### Goal
Search the records that follow and extract every line containing the string "改革开放以来".

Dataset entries
'''

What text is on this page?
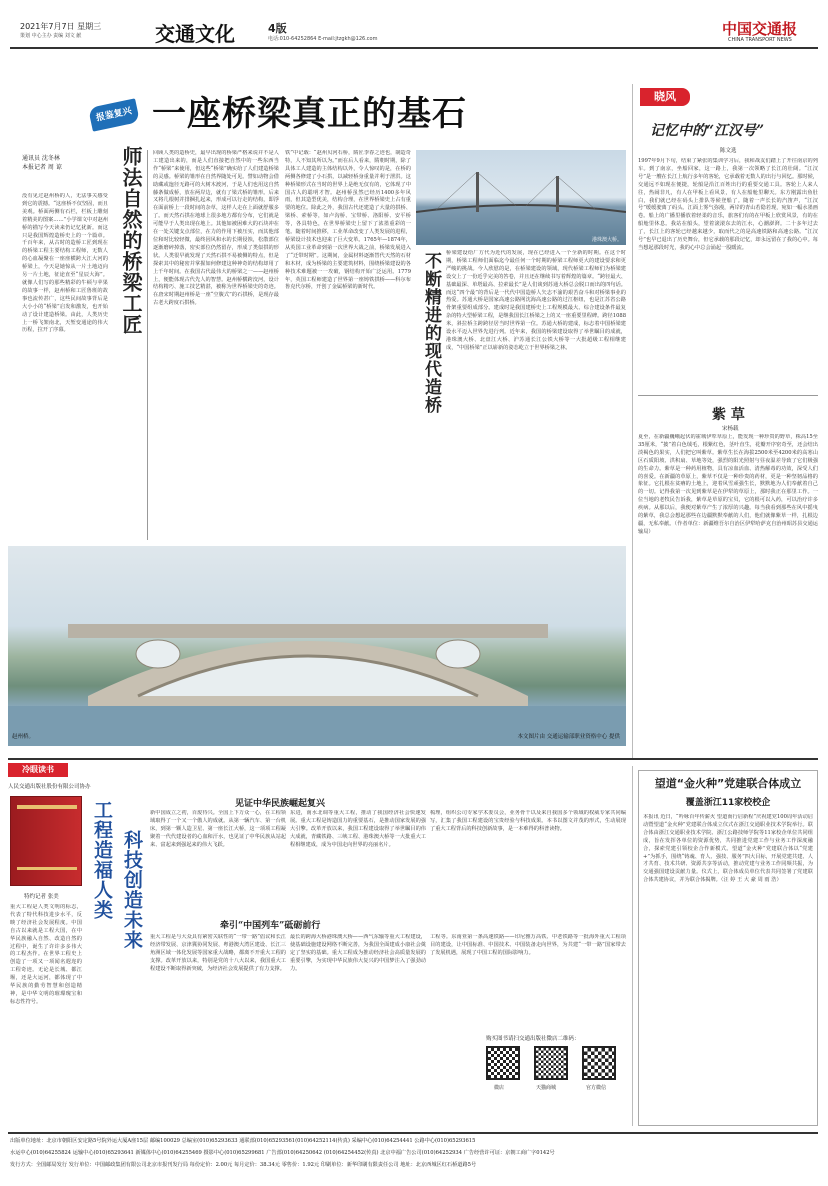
2021年7月7日 星期三
策划 中心主办 责编 刘文 献	交通文化	4版
电话:010-64252864 E-mail:jtzgkh@126.com
中国交通报
CHINA TRANSPORT NEWS
报鉴复兴 一座桥梁真正的基石
通讯员 沈冬林
本报记者 周 谅
没有见过赵州桥的人，无法事关感受到它的震撼。“这座桥不仅坚固，而且美观。桥面两侧有石栏，栏板上雕刻着精美的图案……”小学课文中对赵州桥的描写今天读来仍记忆犹新。而这只是我国辉煌造桥史上的一个篇章。千百年来，从古时的造桥工匠到现在的桥梁工程主要结构工程师，无数人的心血凝聚在一座座横跨大江大河的桥梁上，今天是她惊从一片土地迈向另一片土地，征途直至“星辰大海”。就像人们写的那些精彩的牛顿与苹果的故事一样，赵州桥和工匠鲁班的故事也流传甚广，这些民间故事背后是大小小的“桥梁”启发和激发，也开始动了设计建造桥梁。由此，人类历史上一桥飞架南北，天堑变通途的伟大历程，拉开了序幕。	师法自然的桥梁工匠	回顾人类的造桥史，最早出现的桥梁严格来说并不是人工建造出来的，而是人们直接把自然中的一些东西当作“桥梁”来使用，但这些“桥梁”确实给了人们建造桥梁的灵感。桥梁的雏形在自然界随处可见。譬如动物会借助藏或迤径无路可的大树木渡河，于是人们也用这自然藤条做成桥，放在两岸边，就有了梁式桥的雏形。后来又将几根树并排捆扎起来，形成可以行走的结构，即浮在面前桥上一段时间的杂草，这样人走在上面就舒服多了。而天然石拱在地球上很多地方都有分布，它们就是可能早于人类出现在地上。其他如被困难大的石块冲在在一处关键支点部位，在力的作用下被压实，而其他部位和时比较轻微，最终因风和水的长期侵蚀，松散部位逐渐磨碎掉落，密实部位仍然留存，形成了类似拱的形状。人类很早就发现了天然石拱不易被侧的特点，但是探索其中的秘密并掌握如何修建这种神奇的结构却用了上千年时间。在我国古代最伟大的桥梁之一——赵州桥上，便能体现古代先人的智慧。赵州桥横跨洨河，设计结构精巧、施工技艺精湛，被称为世界桥梁史的奇迹。在唐宋时期赵州桥是一座“空腹式”的石拱桥，是现存最古老大跨度石拱桥。
铁”中记载：“赵州贝河石桥，隋匠李春之迹也，制造奇特，人不知其所以为。”而在后人看来，隋朝时期，除了具体工人建造的主体结构以外，令人惊叹的是，在桥的两侧各修建了小石拱，以减轻桥身重量并利于泄洪。这种桥梁形式在当时的世界上是绝无仅有的，它体现了中国古人的聪明才智。赵州桥虽然已经历1400多年风雨，但其造型优美，结构合理，在世界桥梁史上占有重要的地位。除此之外，我国古代还建造了大量的拱桥、梁桥、索桥等，如卢沟桥、宝带桥、洛阳桥、安平桥等，各具特色，在世界桥梁史上留下了浓墨重彩的一笔。随着时间推移，工业革命改变了人类发展的进程，桥梁设计技术也迎来了巨大变革。1765年—1874年，从英国工业革命到第一次世界大战之前，桥梁发展进入了“迁带时期”。这期间，金属材料逐渐替代天然的石材和木材，成为桥梁的主要建筑材料，围绕桥梁建设的各种技术难题被一一攻破，钢结构开始广泛运用。1779年，英国工程师建造了世界第一座铸铁拱桥——科尔布鲁克代尔桥，开创了金属桥梁的新时代。
港珠澳大桥。
不断精进的现代造桥 桥梁建设给厂方代为近代的发展，现在已经进入一个全新的时期。在这个时期，桥梁工程师们面临迄今最任何一个时期的桥梁工程师更大的建设要求和更严峻的挑战。今人欣慰的是，在桥梁建设的领域，现代桥梁工程师们为桥梁建设交上了一份近乎完美的答卷，并且还在继续书写着辉煌的篇章。“跨径最大、基础最深、单塔最高、拉索最长”是人们谈到苏通大桥总会脱口而出的四句话。而这“四个最”的背后是一代代中国造桥人矢志不渝的艰苦奋斗和对桥梁事业的热爱。苏通大桥是国家高速公路网沈海高速公路的过江枢纽，也是江苏省公路骨架重要组成部分。建成时是我国建桥史上工程规模最大、综合建设条件最复杂的特大型桥梁工程，是继我国长江桥梁之上的又一座重要里程碑。跨径1088米，斜拉桥主跨跨径居当时世界第一位。苏通大桥的建成，标志着中国桥梁建设水平迈入世界先进行列。近年来，我国的桥梁建设取得了举世瞩目的成就，港珠澳大桥、北盘江大桥、沪苏通长江公铁大桥等一大批超级工程相继建成，“中国桥梁”正以崭新的姿态屹立于世界桥梁之林。
赵州桥。	本文图片由 交通运输部职业资格中心 提供
晓风
记忆中的“江汉号”
陈文选
1997年9月下旬，结束了紧张的集训学习后，我和战友们踏上了开往南京的列车。到了南京，坐船回家，这一路上，我第一次领略了长江的壮阔。“江汉号”是一艘在长江上航行多年的客轮，它承载着无数人的出行与回忆。那时候，交通远不如现在便捷，轮船是沿江百姓出行的重要交通工具。客轮上人来人往，热闹非凡，有人在甲板上看风景，有人在船舱里聊天。东方刚露出鱼肚白，我们就已经在码头上排队等候登船了。随着一声长长的汽笛声，“江汉号”缓缓驶离了码头。江面上雾气弥漫，两岸的青山若隐若现，宛如一幅水墨画卷。船上的广播里播放着轻柔的音乐，旅客们有的在甲板上欣赏风景，有的在船舱里休息。我站在船头，望着滚滚东去的江水，心潮澎湃。二十多年过去了，长江上的客轮已经越来越少，取而代之的是高速铁路和高速公路。“江汉号”也早已退出了历史舞台，但它承载的那段记忆，却永远留在了我的心中。每当想起那段时光，我的心中总会涌起一股暖流。
紫 草
宋杨载
夏至，在新疆巍峨起伏的霍城伊犁草原上，能发现一种珍贵的野草，株高15至35厘米，“披”着白色绒毛，根紫红色，茎叶直生，花瓣开序密奇至，还会结出淡褐色的果实，人们把它叫紫草。紫草生长在海拔2500米至4200米的高寒山区石质阳坡、洪积扇、草地等处，强烈的阳光照射与昼夜温差导致了它们极强的生命力。紫草是一种药用植物，具有凉血活血、清热解毒的功效，深受人们的喜爱。在新疆的草原上，紫草不仅是一种珍贵的药材，更是一种坚韧品格的象征。它扎根在贫瘠的土地上，迎着风雪顽强生长，默默地为人们奉献着自己的一切。记得我第一次见到紫草是在伊犁的草原上，那时我正在那里工作。一位当地的老牧民告诉我，紫草是草原的宝贝，它的根可以入药，可以治疗许多疾病。从那以后，我便对紫草产生了浓厚的兴趣。每当我看到那些在风中摇曳的紫草，我总会想起那些在边疆默默奉献的人们，他们就像紫草一样，扎根边疆，无私奉献。（作者单位：新疆维吾尔自治区伊犁哈萨克自治州昭苏县交通运输局）
冷眼读书
人民交通出版社股份有限公司协办
特约记者 张美
重大工程是人类文明的标志，代表了特代科技进步水平，反映了经济社会发展程度。中国自古以来就是工程大国，在中华民族融入自然、改造自然的过程中，诞生了许许多多伟大的工程杰作。在世界工程史上创造了一项又一项闻名遐迩的工程奇迹。无论是长城、都江堰，还是大运河，都体现了中华民族的勤劳智慧和创造精神，是中华文明的璀璨瑰宝和标志性符号。
工程造福人类 科技创造未来
见证中华民族崛起复兴
新中国成立之初，百废待兴。全国上下万众一心，在工程领域取得了一个又一个傲人的成就。从第一辆汽车、第一台机床，到第一颗人造卫星、第一座长江大桥，这一项项工程凝聚着一代代建设者的心血和汗水，也见证了中华民族从站起来、富起来到强起来的伟大飞跃。
东进，南水北调等重大工程，推动了我国经济社会快速发展。重大工程是铸造国力的重要基石，是推动国家发展的强大引擎。改革开放以来，我国工程建设取得了举世瞩目的伟大成就，青藏铁路、三峡工程、港珠澳大桥等一大批重大工程相继建成，成为中国走向世界的亮丽名片。
梳理，组织公司专家学术委员会，业务骨干以及来自我国多个领域的权威专家共同编写，汇集了我国工程建设的宝贵经验与科技成果。本书以图文并茂的形式，生动展现了重大工程背后的科技创新故事，是一本难得的科普读物。
牵引“中国列车”砥砺前行
重大工程是与大众具有紧密关联性的“一带一路”倡议和长江经济带发展、京津冀协同发展、粤港澳大湾区建设、长江三角洲区域一体化发展等国家重大战略，都离不开重大工程的支撑。改革开放以来，特别是党的十八大以来，我国重大工程建设不断取得新突破，为经济社会发展提供了有力支撑。
最长的跨海大桥港珠澳大桥——西气东输等重大工程建设，使基础设施建设网络不断完善，为我国全面建成小康社会奠定了坚实的基础。重大工程成为推动经济社会高质量发展的重要引擎，为实现中华民族伟大复兴的中国梦注入了强劲动力。
工程等。东南亚第一条高速铁路——印尼雅万高铁、中老铁路等一批海外重大工程项目的建设，让中国标准、中国技术、中国装备走向世界，为共建“一带一路”国家带去了发展机遇，展现了中国工程的国际影响力。
购买图书请扫交通出版社微店二维码：
微店	天猫商城	官方微信
望道“金火种”党建联合体成立
覆盖浙江11家校校企
本报讯 近日，“吟咏百年传薪火 望道而行启新程”庆祝建党100周年活动启动暨望道“金火种”党建联合体成立仪式在浙江交通职业技术学院举行。联合体由浙江交通职业技术学院、浙江公路技师学院等11家校企单位共同组成，旨在发挥各单位的资源优势，共同推进党建工作与业务工作深度融合，探索党建引领校企合作新模式。望道“金火种”党建联合体以“党建+”为抓手，围绕“铸魂、育人、强技、服务”四大目标，开展党建共建、人才共育、技术共研、资源共享等活动，推动党建与业务工作同频共振，为交通强国建设贡献力量。仪式上，联合体成员单位代表共同签署了党建联合体共建协议，并为联合体揭牌。（汪 婷 王 大 豪 周 雨 浩）
出版单位地址：北京市朝阳区安定路5号院外运大厦A座15层 邮编100029 总编室(010)65293633 通联部(010)65293561(010)64252114(传真) 采编中心(010)64254441 公路中心(010)65293615
水运中心(010)64255824 运输中心(010)65293641 新媒体中心(010)64255469 摄影中心(010)65299681 广告部(010)64250642 (010)64254452(传真) 北京中福广告公司(010)64252934 广告经营许可证：京朝工商广字0142号
发行方式：全国邮局发行 发行单位：中国邮政集团有限公司北京市报刊发行局 每份定价：2.00元 每月定价：38.34元 零售价：1.92元 印刷单位：新华印刷有限责任公司 地址：北京西城区红石桥道路5号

'''

### Answer for this exercise
东进，南水北调等重大工程，推动了我国经济社会快速发展。重大工程是铸造国力的重要基石，是推动国家发展的强大引擎。改革开放以来，我国工程建设取得了举世瞩目的伟大成就，青藏铁路、三峡工程、港珠澳大桥等一大批重大工程相继建成，成为中国走向世界的亮丽名片。
重大工程是与大众具有紧密关联性的“一带一路”倡议和长江经济带发展、京津冀协同发展、粤港澳大湾区建设、长江三角洲区域一体化发展等国家重大战略，都离不开重大工程的支撑。改革开放以来，特别是党的十八大以来，我国重大工程建设不断取得新突破，为经济社会发展提供了有力支撑。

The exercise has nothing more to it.